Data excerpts
++++

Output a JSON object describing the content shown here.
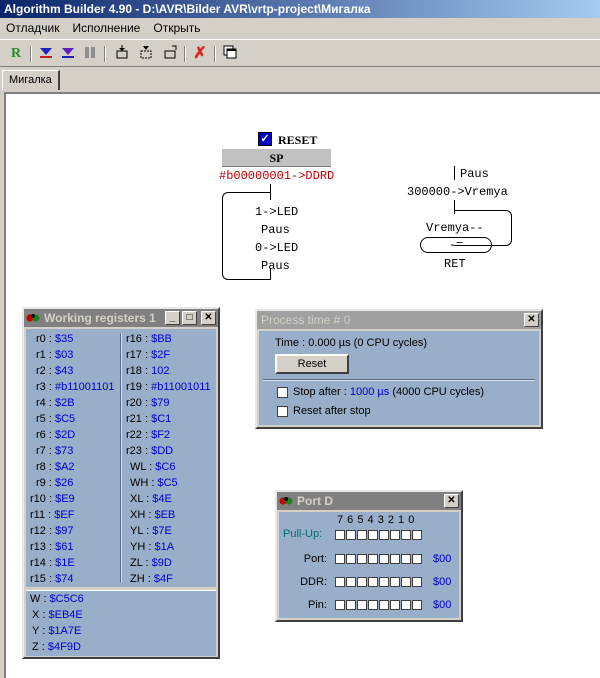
{
  "app": {
    "title": "Algorithm Builder 4.90 - D:\\AVR\\Bilder AVR\\vrtp-project\\Мигалка"
  },
  "menu": [
    "Отладчик",
    "Исполнение",
    "Открыть"
  ],
  "toolbar_icons": [
    "r-icon",
    "step-into-icon",
    "step-over-icon",
    "pause-icon",
    "trace-icon",
    "run-to-icon",
    "run-icon",
    "stop-icon",
    "windows-icon"
  ],
  "tab": {
    "label": "Мигалка"
  },
  "program": {
    "reset_label": "RESET",
    "sp_label": "SP",
    "init": "#b00000001->DDRD",
    "ops": [
      "1->LED",
      "Paus",
      "0->LED",
      "Paus"
    ],
    "sub_name": "Paus",
    "sub_init": "300000->Vremya",
    "sub_loop": "Vremya--",
    "sub_cond": "-=",
    "sub_ret": "RET"
  },
  "registers": {
    "title": "Working registers 1",
    "left": [
      [
        "r0",
        "$35"
      ],
      [
        "r1",
        "$03"
      ],
      [
        "r2",
        "$43"
      ],
      [
        "r3",
        "#b11001101"
      ],
      [
        "r4",
        "$2B"
      ],
      [
        "r5",
        "$C5"
      ],
      [
        "r6",
        "$2D"
      ],
      [
        "r7",
        "$73"
      ],
      [
        "r8",
        "$A2"
      ],
      [
        "r9",
        "$26"
      ],
      [
        "r10",
        "$E9"
      ],
      [
        "r11",
        "$EF"
      ],
      [
        "r12",
        "$97"
      ],
      [
        "r13",
        "$61"
      ],
      [
        "r14",
        "$1E"
      ],
      [
        "r15",
        "$74"
      ]
    ],
    "right": [
      [
        "r16",
        "$BB"
      ],
      [
        "r17",
        "$2F"
      ],
      [
        "r18",
        "102"
      ],
      [
        "r19",
        "#b11001011"
      ],
      [
        "r20",
        "$79"
      ],
      [
        "r21",
        "$C1"
      ],
      [
        "r22",
        "$F2"
      ],
      [
        "r23",
        "$DD"
      ],
      [
        "WL",
        "$C6"
      ],
      [
        "WH",
        "$C5"
      ],
      [
        "XL",
        "$4E"
      ],
      [
        "XH",
        "$EB"
      ],
      [
        "YL",
        "$7E"
      ],
      [
        "YH",
        "$1A"
      ],
      [
        "ZL",
        "$9D"
      ],
      [
        "ZH",
        "$4F"
      ]
    ],
    "pairs": [
      [
        "W",
        "$C5C6"
      ],
      [
        "X",
        "$EB4E"
      ],
      [
        "Y",
        "$1A7E"
      ],
      [
        "Z",
        "$4F9D"
      ]
    ]
  },
  "process": {
    "title": "Process time # 0",
    "time_label": "Time :  0.000 µs (0 CPU cycles)",
    "reset_button": "Reset",
    "stop_label": "Stop after :",
    "stop_value": "1000 µs",
    "stop_cycles": "(4000 CPU cycles)",
    "reset_after_stop": "Reset after stop"
  },
  "port": {
    "title": "Port D",
    "bits": "7 6 5 4 3 2 1 0",
    "pullup_label": "Pull-Up:",
    "rows": [
      {
        "label": "Port:",
        "value": "$00"
      },
      {
        "label": "DDR:",
        "value": "$00"
      },
      {
        "label": "Pin:",
        "value": "$00"
      }
    ]
  }
}
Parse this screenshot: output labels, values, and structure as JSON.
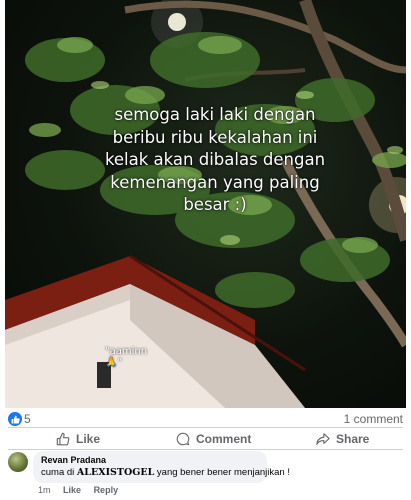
{
  "post": {
    "overlay_text": "semoga laki laki dengan\nberibu ribu kekalahan ini\nkelak akan dibalas dengan\nkemenangan yang paling\nbesar :)",
    "small_caption": "\"aaminn 🙏\""
  },
  "reactions": {
    "count": "5",
    "comments_count": "1 comment"
  },
  "actions": {
    "like": "Like",
    "comment": "Comment",
    "share": "Share"
  },
  "comment": {
    "author": "Revan Pradana",
    "text_before": "cuma di ",
    "text_bold": "ALEXISTOGEL",
    "text_after": " yang bener bener menjanjikan !",
    "time": "1m",
    "like": "Like",
    "reply": "Reply"
  },
  "colors": {
    "accent": "#1877f2",
    "muted_text": "#65676b",
    "bubble": "#f0f2f5"
  }
}
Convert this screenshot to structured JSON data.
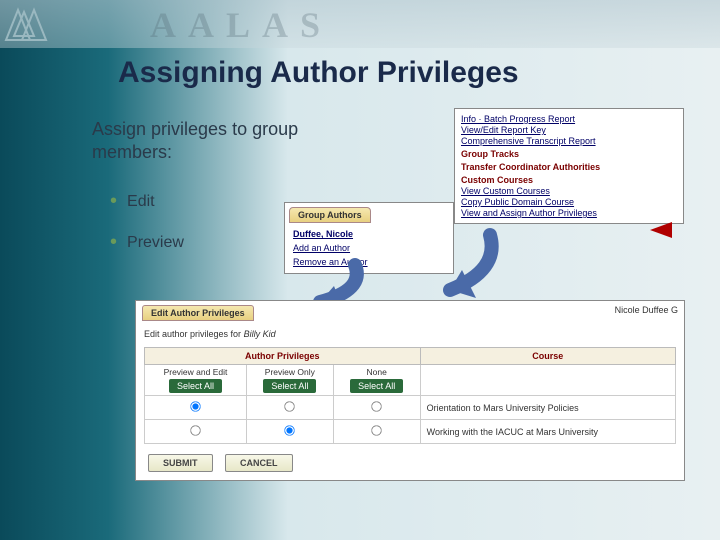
{
  "watermark": "AALAS",
  "title": "Assigning Author Privileges",
  "intro": "Assign privileges to group members:",
  "bullets": [
    "Edit",
    "Preview"
  ],
  "menu": {
    "links_top": [
      "Info · Batch Progress Report",
      "View/Edit Report Key",
      "Comprehensive Transcript Report"
    ],
    "headers": [
      "Group Tracks",
      "Transfer Coordinator Authorities",
      "Custom Courses"
    ],
    "links_custom": [
      "View Custom Courses",
      "Copy Public Domain Course",
      "View and Assign Author Privileges"
    ]
  },
  "authors_panel": {
    "tab": "Group Authors",
    "name": "Duffee, Nicole",
    "actions": [
      "Add an Author",
      "Remove an Author"
    ]
  },
  "edit_panel": {
    "tab": "Edit Author Privileges",
    "topright": "Nicole Duffee  G",
    "sub_prefix": "Edit author privileges for ",
    "sub_name": "Billy Kid",
    "header_priv": "Author Privileges",
    "header_course": "Course",
    "cols": [
      "Preview and Edit",
      "Preview Only",
      "None"
    ],
    "select_all": "Select All",
    "rows": [
      {
        "selected": 0,
        "course": "Orientation to Mars University Policies"
      },
      {
        "selected": 1,
        "course": "Working with the IACUC at Mars University"
      }
    ],
    "buttons": {
      "submit": "SUBMIT",
      "cancel": "CANCEL"
    }
  }
}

++++

> **TASK REQUIREMENTS**: Leave out the pictures and repeat everything else in the records exactly.

> **WORKED SOLUTION**:
Output a JSON object describing the content shown here.
{
  "app": {
    "title": "Algorithm Builder 4.90 - D:\\AVR\\Bilder AVR\\vrtp-project\\Мигалка"
  },
  "menu": [
    "Отладчик",
    "Исполнение",
    "Открыть"
  ],
  "toolbar_icons": [
    "r-icon",
    "step-into-icon",
    "step-over-icon",
    "pause-icon",
    "trace-icon",
    "run-to-icon",
    "run-icon",
    "stop-icon",
    "windows-icon"
  ],
  "tab": {
    "label": "Мигалка"
  },
  "program": {
    "reset_label": "RESET",
    "sp_label": "SP",
    "init": "#b00000001->DDRD",
    "ops": [
      "1->LED",
      "Paus",
      "0->LED",
      "Paus"
    ],
    "sub_name": "Paus",
    "sub_init": "300000->Vremya",
    "sub_loop": "Vremya--",
    "sub_cond": "-=",
    "sub_ret": "RET"
  },
  "registers": {
    "title": "Working registers 1",
    "left": [
      [
        "r0",
        "$35"
      ],
      [
        "r1",
        "$03"
      ],
      [
        "r2",
        "$43"
      ],
      [
        "r3",
        "#b11001101"
      ],
      [
        "r4",
        "$2B"
      ],
      [
        "r5",
        "$C5"
      ],
      [
        "r6",
        "$2D"
      ],
      [
        "r7",
        "$73"
      ],
      [
        "r8",
        "$A2"
      ],
      [
        "r9",
        "$26"
      ],
      [
        "r10",
        "$E9"
      ],
      [
        "r11",
        "$EF"
      ],
      [
        "r12",
        "$97"
      ],
      [
        "r13",
        "$61"
      ],
      [
        "r14",
        "$1E"
      ],
      [
        "r15",
        "$74"
      ]
    ],
    "right": [
      [
        "r16",
        "$BB"
      ],
      [
        "r17",
        "$2F"
      ],
      [
        "r18",
        "102"
      ],
      [
        "r19",
        "#b11001011"
      ],
      [
        "r20",
        "$79"
      ],
      [
        "r21",
        "$C1"
      ],
      [
        "r22",
        "$F2"
      ],
      [
        "r23",
        "$DD"
      ],
      [
        "WL",
        "$C6"
      ],
      [
        "WH",
        "$C5"
      ],
      [
        "XL",
        "$4E"
      ],
      [
        "XH",
        "$EB"
      ],
      [
        "YL",
        "$7E"
      ],
      [
        "YH",
        "$1A"
      ],
      [
        "ZL",
        "$9D"
      ],
      [
        "ZH",
        "$4F"
      ]
    ],
    "pairs": [
      [
        "W",
        "$C5C6"
      ],
      [
        "X",
        "$EB4E"
      ],
      [
        "Y",
        "$1A7E"
      ],
      [
        "Z",
        "$4F9D"
      ]
    ]
  },
  "process": {
    "title": "Process time # 0",
    "time_label": "Time :  0.000 µs (0 CPU cycles)",
    "reset_button": "Reset",
    "stop_label": "Stop after :",
    "stop_value": "1000 µs",
    "stop_cycles": "(4000 CPU cycles)",
    "reset_after_stop": "Reset after stop"
  },
  "port": {
    "title": "Port D",
    "bits": "7 6 5 4 3 2 1 0",
    "pullup_label": "Pull-Up:",
    "rows": [
      {
        "label": "Port:",
        "value": "$00"
      },
      {
        "label": "DDR:",
        "value": "$00"
      },
      {
        "label": "Pin:",
        "value": "$00"
      }
    ]
  }
}
Parse this screenshot: output labels, values, and structure as JSON.
{
  "post": {
    "overlay_text": "semoga laki laki dengan\nberibu ribu kekalahan ini\nkelak akan dibalas dengan\nkemenangan yang paling\nbesar :)",
    "small_caption": "\"aaminn 🙏\""
  },
  "reactions": {
    "count": "5",
    "comments_count": "1 comment"
  },
  "actions": {
    "like": "Like",
    "comment": "Comment",
    "share": "Share"
  },
  "comment": {
    "author": "Revan Pradana",
    "text_before": "cuma di ",
    "text_bold": "ALEXISTOGEL",
    "text_after": " yang bener bener menjanjikan !",
    "time": "1m",
    "like": "Like",
    "reply": "Reply"
  },
  "colors": {
    "accent": "#1877f2",
    "muted_text": "#65676b",
    "bubble": "#f0f2f5"
  }
}
Convert this screenshot to structured JSON data.
{
  "watermark": "AALAS",
  "title": "Assigning Author Privileges",
  "intro": "Assign privileges to group members:",
  "bullets": [
    "Edit",
    "Preview"
  ],
  "menu": {
    "links_top": [
      "Info · Batch Progress Report",
      "View/Edit Report Key",
      "Comprehensive Transcript Report"
    ],
    "headers": [
      "Group Tracks",
      "Transfer Coordinator Authorities",
      "Custom Courses"
    ],
    "links_custom": [
      "View Custom Courses",
      "Copy Public Domain Course",
      "View and Assign Author Privileges"
    ]
  },
  "authors_panel": {
    "tab": "Group Authors",
    "name": "Duffee, Nicole",
    "actions": [
      "Add an Author",
      "Remove an Author"
    ]
  },
  "edit_panel": {
    "tab": "Edit Author Privileges",
    "topright": "Nicole Duffee  G",
    "sub_prefix": "Edit author privileges for ",
    "sub_name": "Billy Kid",
    "header_priv": "Author Privileges",
    "header_course": "Course",
    "cols": [
      "Preview and Edit",
      "Preview Only",
      "None"
    ],
    "select_all": "Select All",
    "rows": [
      {
        "selected": 0,
        "course": "Orientation to Mars University Policies"
      },
      {
        "selected": 1,
        "course": "Working with the IACUC at Mars University"
      }
    ],
    "buttons": {
      "submit": "SUBMIT",
      "cancel": "CANCEL"
    }
  }
}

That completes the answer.